Dataset rows:
------------------------------------------------------------
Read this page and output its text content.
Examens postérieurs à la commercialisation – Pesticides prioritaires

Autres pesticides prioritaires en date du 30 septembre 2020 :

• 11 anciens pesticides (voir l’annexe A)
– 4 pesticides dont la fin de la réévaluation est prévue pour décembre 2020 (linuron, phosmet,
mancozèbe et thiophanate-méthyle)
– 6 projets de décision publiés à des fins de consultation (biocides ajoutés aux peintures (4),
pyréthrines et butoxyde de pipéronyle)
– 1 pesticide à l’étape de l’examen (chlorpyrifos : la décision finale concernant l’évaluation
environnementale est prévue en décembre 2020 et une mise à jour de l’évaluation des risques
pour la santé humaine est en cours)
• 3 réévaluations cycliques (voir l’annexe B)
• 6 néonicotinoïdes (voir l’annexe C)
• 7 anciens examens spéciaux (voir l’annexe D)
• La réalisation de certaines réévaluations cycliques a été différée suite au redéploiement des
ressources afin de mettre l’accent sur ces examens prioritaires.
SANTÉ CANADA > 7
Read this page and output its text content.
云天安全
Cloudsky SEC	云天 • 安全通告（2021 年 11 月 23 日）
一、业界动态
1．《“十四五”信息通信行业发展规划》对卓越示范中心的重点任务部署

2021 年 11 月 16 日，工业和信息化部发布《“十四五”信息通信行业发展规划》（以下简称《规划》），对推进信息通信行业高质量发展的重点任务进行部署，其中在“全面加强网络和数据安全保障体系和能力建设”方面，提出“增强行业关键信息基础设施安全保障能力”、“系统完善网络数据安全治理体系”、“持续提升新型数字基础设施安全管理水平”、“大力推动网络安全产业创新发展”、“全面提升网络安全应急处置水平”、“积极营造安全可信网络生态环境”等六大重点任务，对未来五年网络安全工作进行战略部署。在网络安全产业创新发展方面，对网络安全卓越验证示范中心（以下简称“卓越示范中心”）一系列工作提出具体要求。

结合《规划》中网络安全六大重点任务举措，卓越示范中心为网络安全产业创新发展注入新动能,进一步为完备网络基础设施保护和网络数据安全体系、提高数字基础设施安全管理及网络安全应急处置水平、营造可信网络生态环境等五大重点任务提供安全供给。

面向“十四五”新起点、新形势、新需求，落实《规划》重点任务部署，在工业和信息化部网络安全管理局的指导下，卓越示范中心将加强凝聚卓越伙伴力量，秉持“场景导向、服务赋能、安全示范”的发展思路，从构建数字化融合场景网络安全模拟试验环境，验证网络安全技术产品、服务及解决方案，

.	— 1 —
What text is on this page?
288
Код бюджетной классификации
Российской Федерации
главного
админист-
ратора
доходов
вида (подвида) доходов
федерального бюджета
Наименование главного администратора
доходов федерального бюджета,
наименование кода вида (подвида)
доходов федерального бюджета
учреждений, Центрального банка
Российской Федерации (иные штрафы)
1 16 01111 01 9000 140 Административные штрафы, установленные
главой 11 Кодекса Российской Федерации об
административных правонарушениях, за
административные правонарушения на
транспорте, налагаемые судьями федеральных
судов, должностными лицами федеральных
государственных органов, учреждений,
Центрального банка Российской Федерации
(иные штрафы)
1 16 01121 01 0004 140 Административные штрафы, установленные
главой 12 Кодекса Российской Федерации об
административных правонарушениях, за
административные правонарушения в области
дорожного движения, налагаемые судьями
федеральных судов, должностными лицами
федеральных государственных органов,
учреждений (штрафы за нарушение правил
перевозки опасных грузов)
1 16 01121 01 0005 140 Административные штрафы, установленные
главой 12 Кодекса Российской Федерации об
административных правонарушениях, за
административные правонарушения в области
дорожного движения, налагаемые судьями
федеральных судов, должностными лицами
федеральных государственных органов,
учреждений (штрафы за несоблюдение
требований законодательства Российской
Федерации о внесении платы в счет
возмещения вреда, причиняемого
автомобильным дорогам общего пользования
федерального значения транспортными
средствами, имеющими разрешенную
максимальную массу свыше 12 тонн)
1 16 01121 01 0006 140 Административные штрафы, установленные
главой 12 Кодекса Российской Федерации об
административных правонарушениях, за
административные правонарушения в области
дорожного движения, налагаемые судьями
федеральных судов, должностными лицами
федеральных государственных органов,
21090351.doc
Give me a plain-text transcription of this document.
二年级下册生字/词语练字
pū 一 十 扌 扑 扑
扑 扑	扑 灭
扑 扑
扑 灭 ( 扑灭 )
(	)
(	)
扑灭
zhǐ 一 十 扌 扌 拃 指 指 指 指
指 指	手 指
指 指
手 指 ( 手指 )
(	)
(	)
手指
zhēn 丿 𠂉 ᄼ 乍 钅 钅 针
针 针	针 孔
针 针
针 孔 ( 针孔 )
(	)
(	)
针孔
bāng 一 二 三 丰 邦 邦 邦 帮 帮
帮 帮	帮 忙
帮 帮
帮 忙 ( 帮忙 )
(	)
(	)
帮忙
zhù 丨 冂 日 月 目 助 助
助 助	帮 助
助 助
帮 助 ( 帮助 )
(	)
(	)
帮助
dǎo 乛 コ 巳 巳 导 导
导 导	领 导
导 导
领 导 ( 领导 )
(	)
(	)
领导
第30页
------------------------------------------------------------
> [DIRECTIONS FOR THIS TASK]: Output exactly the lines between the one containing "Give me a plain-text" and the final line above, both inclusive.

> [SOLUTION]:
Give me a plain-text transcription of this document.
二年级下册生字/词语练字
pū 一 十 扌 扑 扑
扑 扑	扑 灭
扑 扑
扑 灭 ( 扑灭 )
(	)
(	)
扑灭
zhǐ 一 十 扌 扌 拃 指 指 指 指
指 指	手 指
指 指
手 指 ( 手指 )
(	)
(	)
手指
zhēn 丿 𠂉 ᄼ 乍 钅 钅 针
针 针	针 孔
针 针
针 孔 ( 针孔 )
(	)
(	)
针孔
bāng 一 二 三 丰 邦 邦 邦 帮 帮
帮 帮	帮 忙
帮 帮
帮 忙 ( 帮忙 )
(	)
(	)
帮忙
zhù 丨 冂 日 月 目 助 助
助 助	帮 助
助 助
帮 助 ( 帮助 )
(	)
(	)
帮助
dǎo 乛 コ 巳 巳 导 导
导 导	领 导
导 导
领 导 ( 领导 )
(	)
(	)
领导
第30页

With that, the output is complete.